Supplied material:
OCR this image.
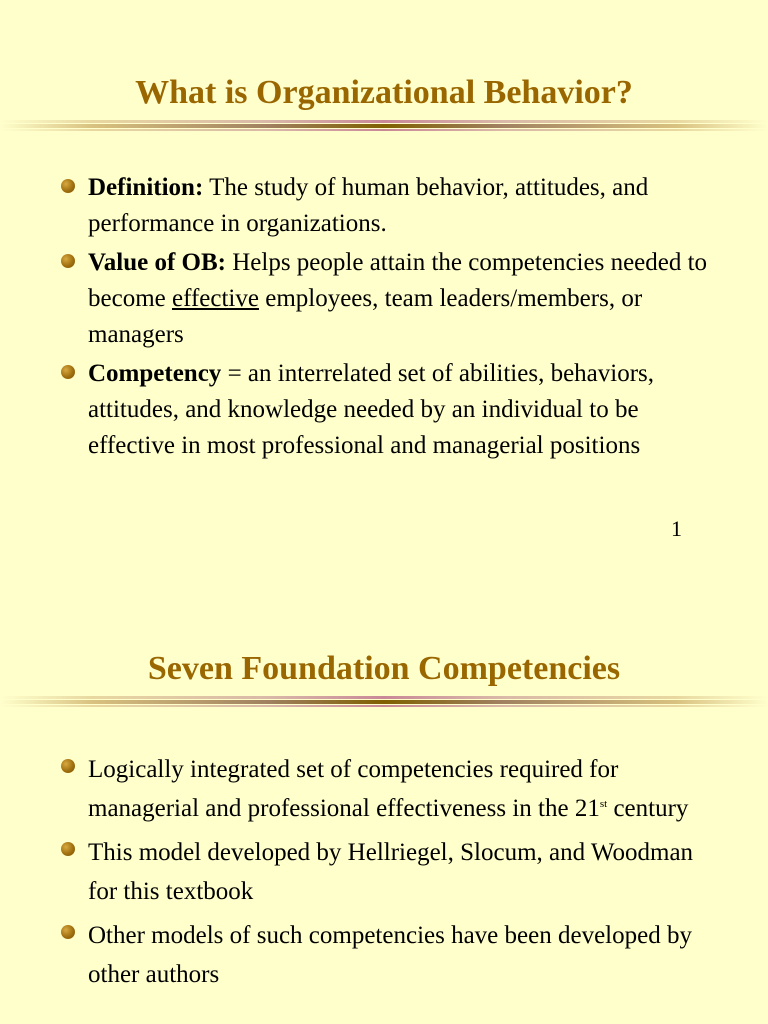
What is Organizational Behavior?
Definition: The study of human behavior, attitudes, and performance in organizations.
Value of OB: Helps people attain the competencies needed to become effective employees, team leaders/members, or managers
Competency = an interrelated set of abilities, behaviors, attitudes, and knowledge needed by an individual to be effective in most professional and managerial positions
1
Seven Foundation Competencies
Logically integrated set of competencies required for managerial and professional effectiveness in the 21st century
This model developed by Hellriegel, Slocum, and Woodman for this textbook
Other models of such competencies have been developed by other authors
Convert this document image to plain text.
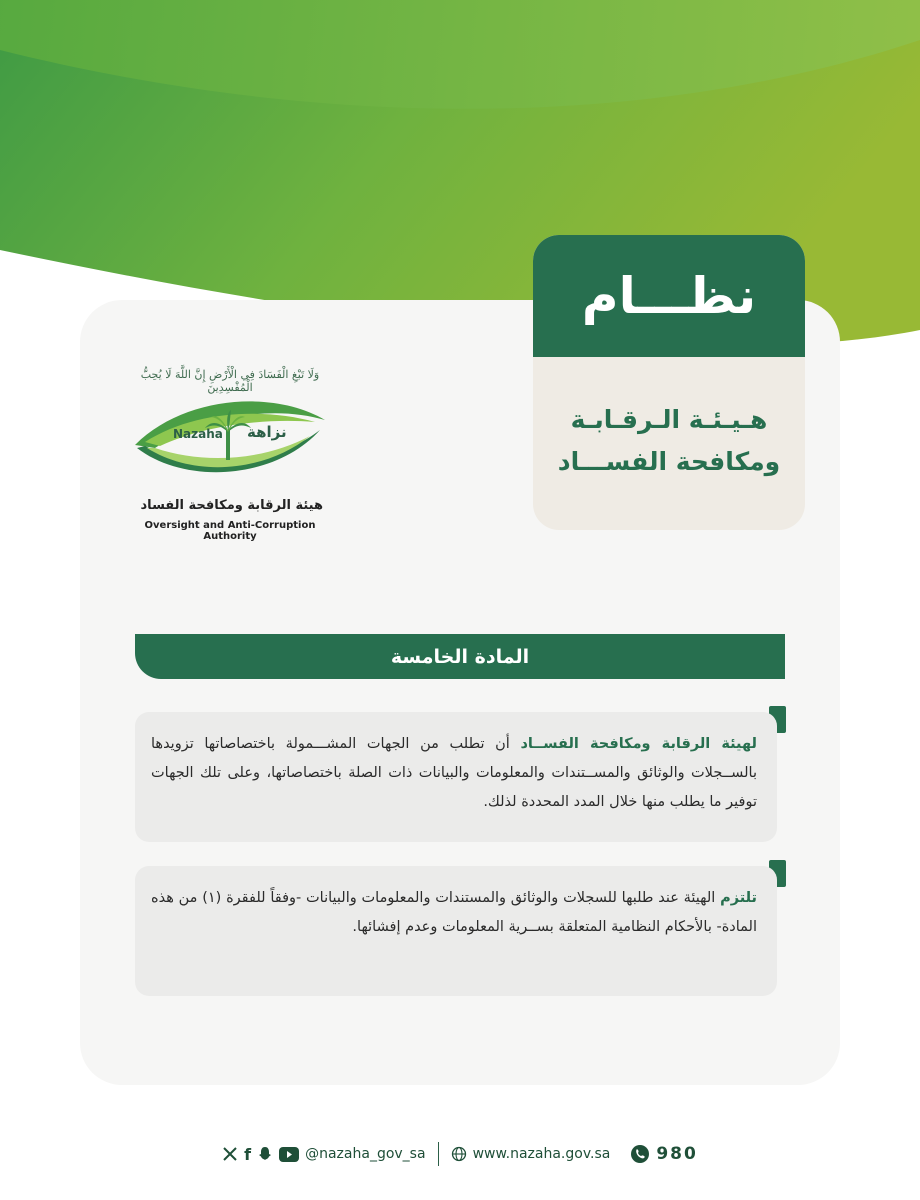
نظـــام
هـيـئـة الـرقـابـة
ومكافحة الفســـاد
وَلَا تَبْغِ الْفَسَادَ فِي الْأَرْضِ إِنَّ اللَّهَ لَا يُحِبُّ الْمُفْسِدِينَ
Nazaha نزاهة
هيئة الرقابة ومكافحة الفساد
Oversight and Anti-Corruption Authority
المادة الخامسة
لهيئة الرقابة ومكافحة الفســاد أن تطلب من الجهات المشـــمولة باختصاصاتها تزويدها بالســجلات والوثائق والمســتندات والمعلومات والبيانات ذات الصلة باختصاصاتها، وعلى تلك الجهات توفير ما يطلب منها خلال المدد المحددة لذلك.
تلتزم الهيئة عند طلبها للسجلات والوثائق والمستندات والمعلومات والبيانات -وفقاً للفقرة (١) من هذه المادة- بالأحكام النظامية المتعلقة بســرية المعلومات وعدم إفشائها.
f	@nazaha_gov_sa	www.nazaha.gov.sa	980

What to do: Repeat all of the entries word for word, but omit the pictures.

Solution for this exercise:
OCR this image.
What is Organizational Behavior?
Definition: The study of human behavior, attitudes, and performance in organizations.
Value of OB: Helps people attain the competencies needed to become effective employees, team leaders/members, or managers
Competency = an interrelated set of abilities, behaviors, attitudes, and knowledge needed by an individual to be effective in most professional and managerial positions
1
Seven Foundation Competencies
Logically integrated set of competencies required for managerial and professional effectiveness in the 21st century
This model developed by Hellriegel, Slocum, and Woodman for this textbook
Other models of such competencies have been developed by other authors
Convert this document image to plain text.
نظـــام
هـيـئـة الـرقـابـة
ومكافحة الفســـاد
وَلَا تَبْغِ الْفَسَادَ فِي الْأَرْضِ إِنَّ اللَّهَ لَا يُحِبُّ الْمُفْسِدِينَ
Nazaha نزاهة
هيئة الرقابة ومكافحة الفساد
Oversight and Anti-Corruption Authority
المادة الخامسة
لهيئة الرقابة ومكافحة الفســاد أن تطلب من الجهات المشـــمولة باختصاصاتها تزويدها بالســجلات والوثائق والمســتندات والمعلومات والبيانات ذات الصلة باختصاصاتها، وعلى تلك الجهات توفير ما يطلب منها خلال المدد المحددة لذلك.
تلتزم الهيئة عند طلبها للسجلات والوثائق والمستندات والمعلومات والبيانات -وفقاً للفقرة (١) من هذه المادة- بالأحكام النظامية المتعلقة بســرية المعلومات وعدم إفشائها.
f	@nazaha_gov_sa	www.nazaha.gov.sa	980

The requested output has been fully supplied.